Start of Block

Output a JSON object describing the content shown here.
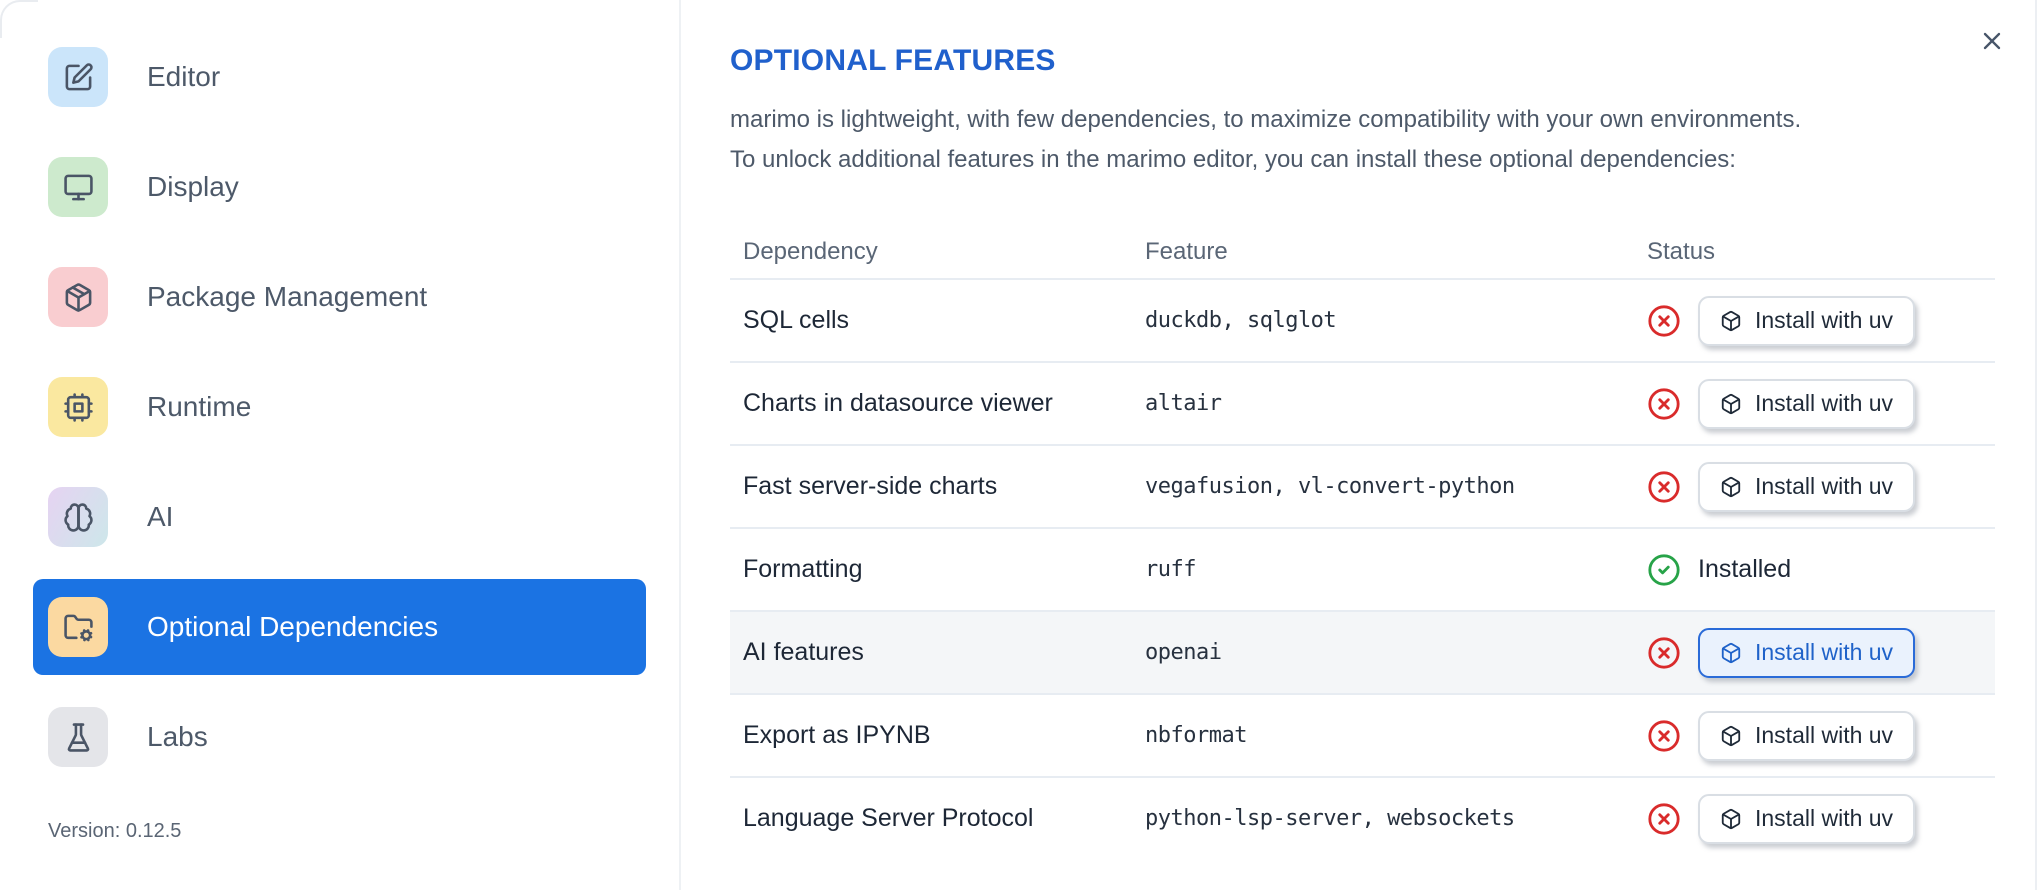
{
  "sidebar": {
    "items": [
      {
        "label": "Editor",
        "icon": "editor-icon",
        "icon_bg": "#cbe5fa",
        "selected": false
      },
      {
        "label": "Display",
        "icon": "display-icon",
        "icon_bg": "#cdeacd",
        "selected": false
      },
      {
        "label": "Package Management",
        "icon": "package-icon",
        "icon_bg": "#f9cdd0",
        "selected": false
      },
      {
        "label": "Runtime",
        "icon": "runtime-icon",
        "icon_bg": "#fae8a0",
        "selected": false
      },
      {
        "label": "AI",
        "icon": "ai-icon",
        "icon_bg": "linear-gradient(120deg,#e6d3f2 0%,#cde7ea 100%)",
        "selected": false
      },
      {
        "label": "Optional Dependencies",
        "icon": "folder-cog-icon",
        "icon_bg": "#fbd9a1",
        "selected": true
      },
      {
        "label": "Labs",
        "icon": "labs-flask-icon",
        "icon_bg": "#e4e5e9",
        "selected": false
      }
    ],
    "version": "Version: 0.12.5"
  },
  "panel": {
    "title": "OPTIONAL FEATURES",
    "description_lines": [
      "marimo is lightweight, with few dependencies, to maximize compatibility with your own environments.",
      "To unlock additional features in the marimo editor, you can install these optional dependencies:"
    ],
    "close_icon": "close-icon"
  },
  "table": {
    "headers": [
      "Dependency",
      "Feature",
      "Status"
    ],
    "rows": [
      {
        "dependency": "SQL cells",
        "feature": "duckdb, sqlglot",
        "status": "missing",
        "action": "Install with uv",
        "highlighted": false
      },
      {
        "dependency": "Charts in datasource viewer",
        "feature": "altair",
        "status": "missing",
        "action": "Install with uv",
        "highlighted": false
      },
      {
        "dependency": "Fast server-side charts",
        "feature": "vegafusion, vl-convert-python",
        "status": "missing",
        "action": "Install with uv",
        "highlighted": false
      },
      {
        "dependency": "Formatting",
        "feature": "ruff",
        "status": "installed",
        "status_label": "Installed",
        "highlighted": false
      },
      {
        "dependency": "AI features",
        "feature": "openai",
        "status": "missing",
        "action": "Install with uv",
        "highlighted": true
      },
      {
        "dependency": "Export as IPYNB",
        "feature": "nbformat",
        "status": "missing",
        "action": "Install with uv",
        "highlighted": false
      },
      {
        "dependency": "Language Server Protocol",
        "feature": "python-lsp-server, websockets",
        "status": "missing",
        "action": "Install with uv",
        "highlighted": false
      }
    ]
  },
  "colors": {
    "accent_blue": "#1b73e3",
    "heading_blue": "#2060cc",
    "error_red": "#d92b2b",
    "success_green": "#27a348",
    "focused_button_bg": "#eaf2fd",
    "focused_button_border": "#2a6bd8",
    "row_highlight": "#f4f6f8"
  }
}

End of Block
Start of Block

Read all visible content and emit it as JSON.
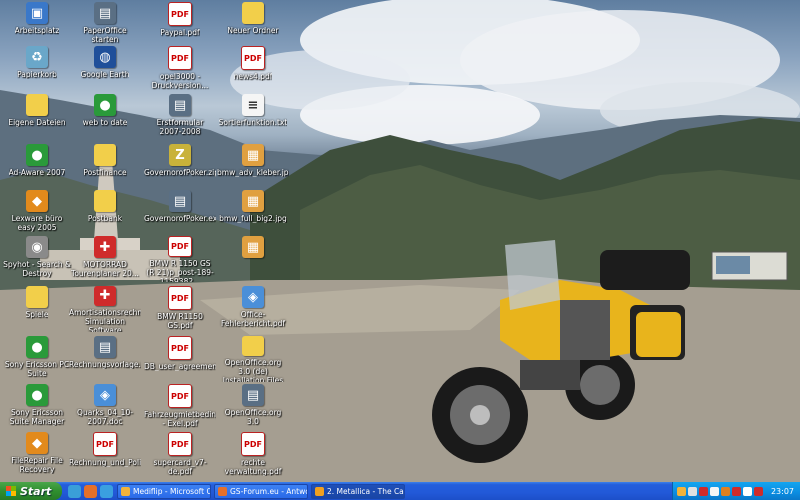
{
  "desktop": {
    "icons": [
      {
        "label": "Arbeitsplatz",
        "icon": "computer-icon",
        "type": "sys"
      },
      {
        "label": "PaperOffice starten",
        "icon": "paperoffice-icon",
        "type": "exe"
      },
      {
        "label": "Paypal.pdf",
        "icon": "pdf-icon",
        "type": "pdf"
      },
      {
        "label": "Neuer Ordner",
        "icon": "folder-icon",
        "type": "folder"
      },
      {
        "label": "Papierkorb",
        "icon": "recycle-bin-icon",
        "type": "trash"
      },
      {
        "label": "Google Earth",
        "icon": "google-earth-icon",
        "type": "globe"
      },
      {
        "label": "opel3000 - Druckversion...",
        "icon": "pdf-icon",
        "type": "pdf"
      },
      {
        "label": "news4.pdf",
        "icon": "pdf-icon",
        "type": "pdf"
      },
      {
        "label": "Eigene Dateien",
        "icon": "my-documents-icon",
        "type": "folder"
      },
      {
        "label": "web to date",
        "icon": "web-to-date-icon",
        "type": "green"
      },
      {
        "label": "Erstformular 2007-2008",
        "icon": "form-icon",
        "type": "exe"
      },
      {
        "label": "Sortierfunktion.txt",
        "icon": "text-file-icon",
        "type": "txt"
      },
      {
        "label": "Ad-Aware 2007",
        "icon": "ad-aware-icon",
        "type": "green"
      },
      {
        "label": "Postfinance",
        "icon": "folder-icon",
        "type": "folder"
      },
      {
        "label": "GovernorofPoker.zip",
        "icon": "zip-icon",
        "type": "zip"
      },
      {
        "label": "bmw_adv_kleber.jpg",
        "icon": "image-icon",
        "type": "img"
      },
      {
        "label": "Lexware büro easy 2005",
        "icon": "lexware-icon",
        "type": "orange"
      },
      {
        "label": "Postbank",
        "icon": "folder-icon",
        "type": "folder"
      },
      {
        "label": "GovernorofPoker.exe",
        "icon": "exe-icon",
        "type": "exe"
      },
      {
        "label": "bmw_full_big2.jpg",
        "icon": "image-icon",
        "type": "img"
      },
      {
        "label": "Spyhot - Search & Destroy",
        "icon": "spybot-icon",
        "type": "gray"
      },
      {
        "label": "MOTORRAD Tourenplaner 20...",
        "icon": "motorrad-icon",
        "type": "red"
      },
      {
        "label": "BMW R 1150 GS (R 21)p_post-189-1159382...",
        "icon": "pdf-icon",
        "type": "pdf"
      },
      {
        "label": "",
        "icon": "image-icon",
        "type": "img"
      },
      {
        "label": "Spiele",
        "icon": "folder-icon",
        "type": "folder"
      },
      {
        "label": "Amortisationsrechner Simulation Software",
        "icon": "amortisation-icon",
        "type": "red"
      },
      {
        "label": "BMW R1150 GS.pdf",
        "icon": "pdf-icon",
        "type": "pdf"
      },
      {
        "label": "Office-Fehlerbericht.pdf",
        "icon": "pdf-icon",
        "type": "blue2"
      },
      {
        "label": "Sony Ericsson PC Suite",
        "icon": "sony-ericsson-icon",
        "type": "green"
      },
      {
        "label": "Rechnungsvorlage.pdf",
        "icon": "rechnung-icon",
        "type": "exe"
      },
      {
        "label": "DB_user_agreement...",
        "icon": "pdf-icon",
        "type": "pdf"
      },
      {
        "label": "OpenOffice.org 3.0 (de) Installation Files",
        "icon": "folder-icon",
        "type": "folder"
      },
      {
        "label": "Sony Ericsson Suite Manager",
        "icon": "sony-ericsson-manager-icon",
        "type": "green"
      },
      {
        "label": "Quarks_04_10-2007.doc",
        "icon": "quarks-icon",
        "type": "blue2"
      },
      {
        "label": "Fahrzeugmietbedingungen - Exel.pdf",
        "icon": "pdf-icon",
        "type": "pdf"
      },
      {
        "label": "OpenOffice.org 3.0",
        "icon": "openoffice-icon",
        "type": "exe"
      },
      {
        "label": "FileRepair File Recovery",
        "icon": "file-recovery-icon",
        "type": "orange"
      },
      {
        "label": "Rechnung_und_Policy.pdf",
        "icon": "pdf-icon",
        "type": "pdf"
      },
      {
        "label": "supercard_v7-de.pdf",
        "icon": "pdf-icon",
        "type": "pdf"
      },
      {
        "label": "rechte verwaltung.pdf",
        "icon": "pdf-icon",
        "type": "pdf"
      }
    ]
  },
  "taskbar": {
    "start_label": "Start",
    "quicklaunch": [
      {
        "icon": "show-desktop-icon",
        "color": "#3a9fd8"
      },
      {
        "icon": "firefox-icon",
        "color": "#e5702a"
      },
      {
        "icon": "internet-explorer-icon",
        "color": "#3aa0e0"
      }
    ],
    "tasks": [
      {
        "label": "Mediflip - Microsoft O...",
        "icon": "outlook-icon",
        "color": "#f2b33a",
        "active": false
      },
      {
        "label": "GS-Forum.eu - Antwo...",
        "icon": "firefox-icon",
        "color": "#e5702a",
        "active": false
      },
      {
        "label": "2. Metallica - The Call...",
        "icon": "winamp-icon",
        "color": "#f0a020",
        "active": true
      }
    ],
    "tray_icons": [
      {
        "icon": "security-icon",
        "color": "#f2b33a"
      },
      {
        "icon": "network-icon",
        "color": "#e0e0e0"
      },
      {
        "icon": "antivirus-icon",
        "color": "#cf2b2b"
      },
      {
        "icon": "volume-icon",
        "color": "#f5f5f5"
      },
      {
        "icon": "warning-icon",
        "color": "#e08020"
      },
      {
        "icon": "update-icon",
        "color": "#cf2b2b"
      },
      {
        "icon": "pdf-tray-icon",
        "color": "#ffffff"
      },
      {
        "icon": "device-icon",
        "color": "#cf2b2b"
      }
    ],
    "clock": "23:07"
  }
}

End of Block

_Work order_: If a line in the data above includes the string "GovernorofPoker", copy it.

_Written response_:
        "label": "GovernorofPoker.zip",
        "label": "GovernorofPoker.exe",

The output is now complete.